Data extracted from a collection:
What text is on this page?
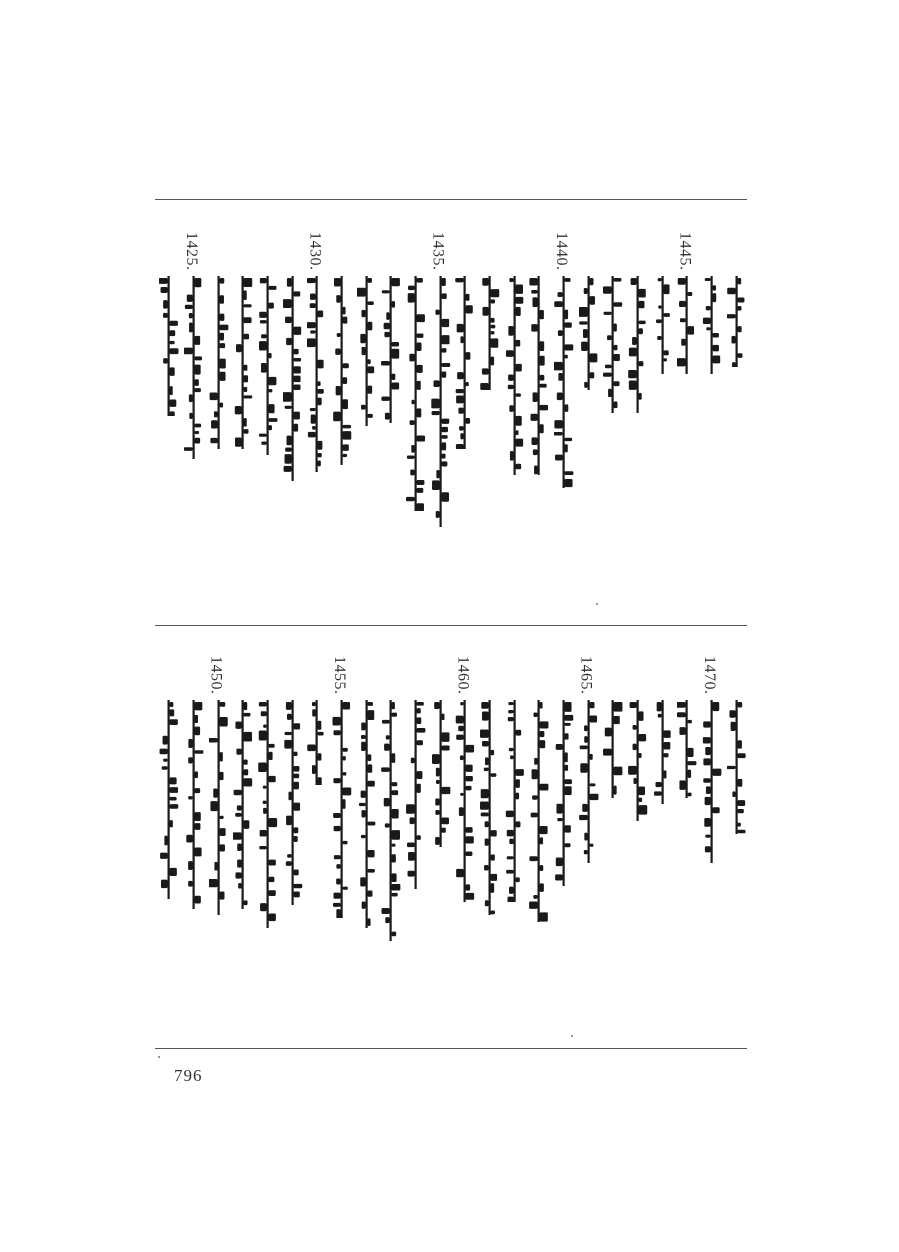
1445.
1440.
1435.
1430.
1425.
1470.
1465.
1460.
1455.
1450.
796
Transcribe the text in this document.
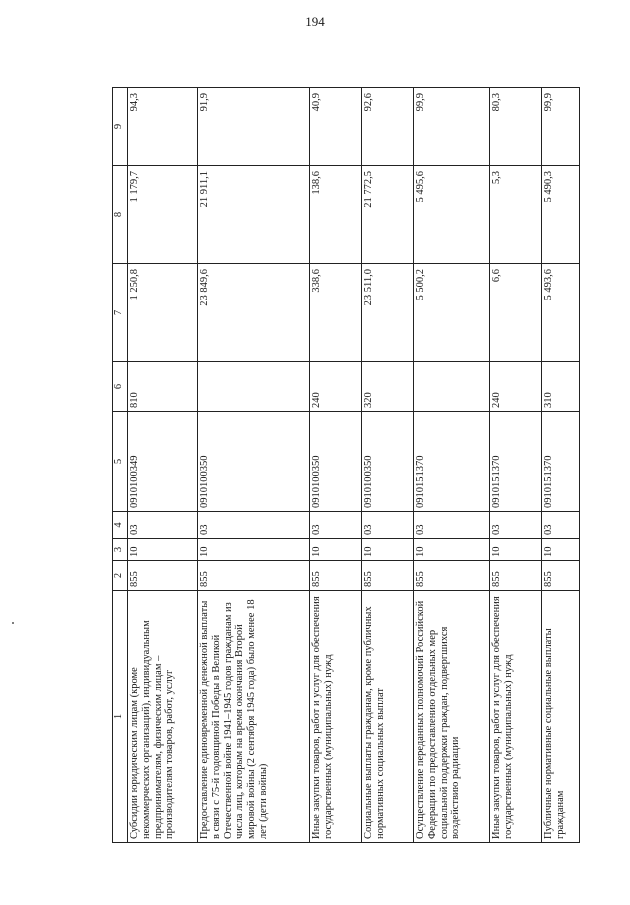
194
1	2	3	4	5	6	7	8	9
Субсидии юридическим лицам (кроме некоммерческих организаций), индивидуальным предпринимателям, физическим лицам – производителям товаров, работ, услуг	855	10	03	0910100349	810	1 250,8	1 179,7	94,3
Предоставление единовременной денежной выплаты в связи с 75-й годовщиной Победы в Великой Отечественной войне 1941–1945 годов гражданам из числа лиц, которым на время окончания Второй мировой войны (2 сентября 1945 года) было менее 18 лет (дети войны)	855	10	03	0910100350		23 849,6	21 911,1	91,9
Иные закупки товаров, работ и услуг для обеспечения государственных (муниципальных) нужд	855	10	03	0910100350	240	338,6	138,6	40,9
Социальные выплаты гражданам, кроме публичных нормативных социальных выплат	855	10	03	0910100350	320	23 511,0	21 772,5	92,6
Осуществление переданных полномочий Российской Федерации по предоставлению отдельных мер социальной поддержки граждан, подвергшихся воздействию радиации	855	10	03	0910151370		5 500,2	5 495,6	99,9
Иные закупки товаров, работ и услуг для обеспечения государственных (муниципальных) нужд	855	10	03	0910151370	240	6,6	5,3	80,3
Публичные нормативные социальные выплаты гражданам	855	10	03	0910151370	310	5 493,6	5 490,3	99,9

▶ **WHAT TO WORK ON**
Pull out all lines containing the word "муниципальных" from the entries above.

▶ **RESPONSE BELOW**
Иные закупки товаров, работ и услуг для обеспечения государственных (муниципальных) нужд	855	10	03	0910100350	240	338,6	138,6	40,9
Иные закупки товаров, работ и услуг для обеспечения государственных (муниципальных) нужд	855	10	03	0910151370	240	6,6	5,3	80,3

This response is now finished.